Task goal >>
Your task is to repeat the lines below exactly, excluding any pictures they contain.

Some records >>
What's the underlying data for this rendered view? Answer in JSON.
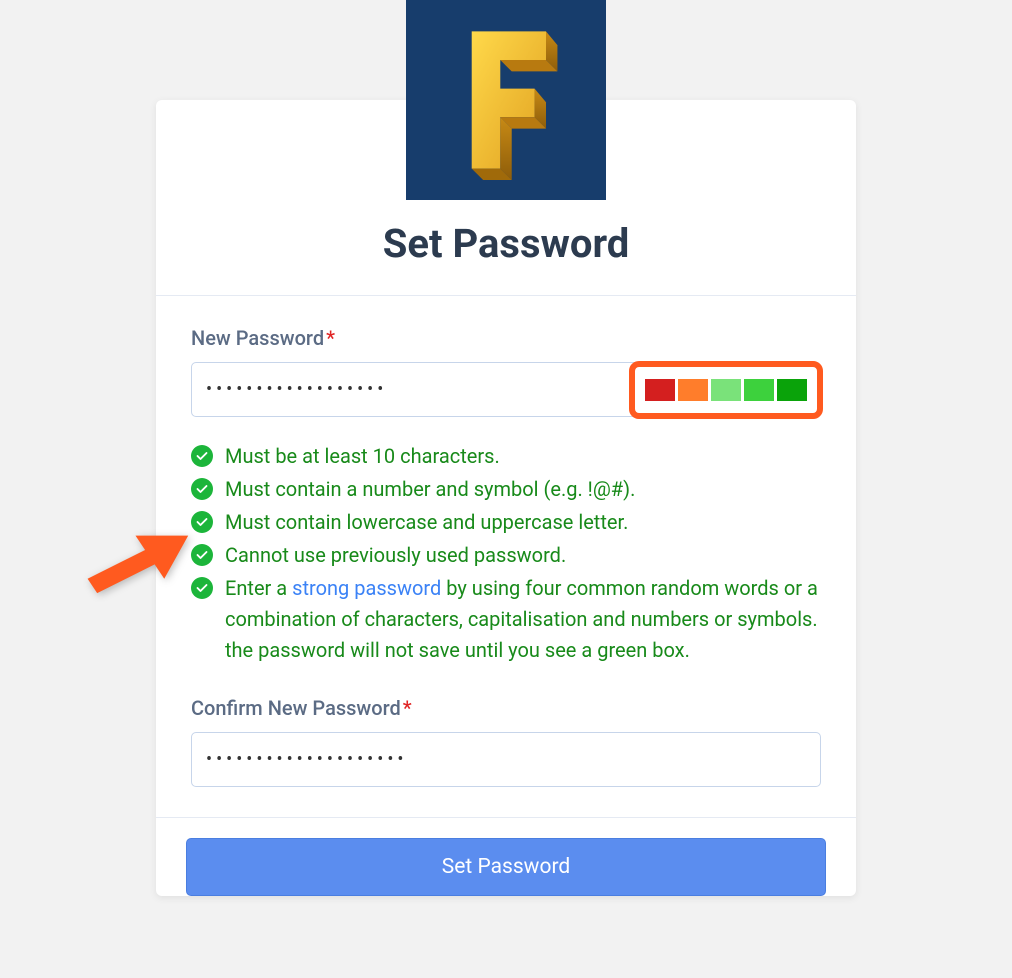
{
  "logo": {
    "letter": "F"
  },
  "header": {
    "title": "Set Password"
  },
  "fields": {
    "new_password": {
      "label": "New Password",
      "required_mark": "*",
      "value": "••••••••••••••••••"
    },
    "confirm_password": {
      "label": "Confirm New Password",
      "required_mark": "*",
      "value": "••••••••••••••••••••"
    }
  },
  "strength": {
    "colors": [
      "#d41f1f",
      "#ff7d2b",
      "#7ae27a",
      "#3dd13d",
      "#0aa30a"
    ]
  },
  "rules": [
    {
      "text": "Must be at least 10 characters."
    },
    {
      "text": "Must contain a number and symbol (e.g. !@#)."
    },
    {
      "text": "Must contain lowercase and uppercase letter."
    },
    {
      "text": "Cannot use previously used password."
    },
    {
      "prefix": "Enter a ",
      "link_text": "strong password",
      "suffix": " by using four common random words or a combination of characters, capitalisation and numbers or symbols. the password will not save until you see a green box."
    }
  ],
  "submit": {
    "label": "Set Password"
  }
}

Task answer >>
What's the underlying data for this rendered view? Answer in JSON.
{
  "logo": {
    "letter": "F"
  },
  "header": {
    "title": "Set Password"
  },
  "fields": {
    "new_password": {
      "label": "New Password",
      "required_mark": "*",
      "value": "••••••••••••••••••"
    },
    "confirm_password": {
      "label": "Confirm New Password",
      "required_mark": "*",
      "value": "••••••••••••••••••••"
    }
  },
  "strength": {
    "colors": [
      "#d41f1f",
      "#ff7d2b",
      "#7ae27a",
      "#3dd13d",
      "#0aa30a"
    ]
  },
  "rules": [
    {
      "text": "Must be at least 10 characters."
    },
    {
      "text": "Must contain a number and symbol (e.g. !@#)."
    },
    {
      "text": "Must contain lowercase and uppercase letter."
    },
    {
      "text": "Cannot use previously used password."
    },
    {
      "prefix": "Enter a ",
      "link_text": "strong password",
      "suffix": " by using four common random words or a combination of characters, capitalisation and numbers or symbols. the password will not save until you see a green box."
    }
  ],
  "submit": {
    "label": "Set Password"
  }
}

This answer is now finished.